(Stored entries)
▼

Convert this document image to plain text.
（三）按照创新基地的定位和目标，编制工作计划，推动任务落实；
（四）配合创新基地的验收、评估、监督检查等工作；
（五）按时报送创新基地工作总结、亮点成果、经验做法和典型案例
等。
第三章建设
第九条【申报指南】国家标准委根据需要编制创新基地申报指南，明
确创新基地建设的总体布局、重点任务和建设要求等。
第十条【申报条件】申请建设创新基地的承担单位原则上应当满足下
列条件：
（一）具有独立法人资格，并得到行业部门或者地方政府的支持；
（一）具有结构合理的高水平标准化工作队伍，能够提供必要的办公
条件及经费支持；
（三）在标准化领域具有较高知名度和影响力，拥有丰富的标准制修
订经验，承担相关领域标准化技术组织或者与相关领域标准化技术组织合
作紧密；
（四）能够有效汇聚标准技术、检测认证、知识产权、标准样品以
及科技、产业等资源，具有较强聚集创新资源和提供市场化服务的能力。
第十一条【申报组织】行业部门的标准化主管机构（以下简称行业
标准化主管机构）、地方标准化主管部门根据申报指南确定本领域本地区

▲

▸ **Request**: Give all the entries again exactly; leave none out.

▸ **Reply**:
Convert this document image to plain text.
（三）按照创新基地的定位和目标，编制工作计划，推动任务落实；
（四）配合创新基地的验收、评估、监督检查等工作；
（五）按时报送创新基地工作总结、亮点成果、经验做法和典型案例
等。
第三章建设
第九条【申报指南】国家标准委根据需要编制创新基地申报指南，明
确创新基地建设的总体布局、重点任务和建设要求等。
第十条【申报条件】申请建设创新基地的承担单位原则上应当满足下
列条件：
（一）具有独立法人资格，并得到行业部门或者地方政府的支持；
（一）具有结构合理的高水平标准化工作队伍，能够提供必要的办公
条件及经费支持；
（三）在标准化领域具有较高知名度和影响力，拥有丰富的标准制修
订经验，承担相关领域标准化技术组织或者与相关领域标准化技术组织合
作紧密；
（四）能够有效汇聚标准技术、检测认证、知识产权、标准样品以
及科技、产业等资源，具有较强聚集创新资源和提供市场化服务的能力。
第十一条【申报组织】行业部门的标准化主管机构（以下简称行业
标准化主管机构）、地方标准化主管部门根据申报指南确定本领域本地区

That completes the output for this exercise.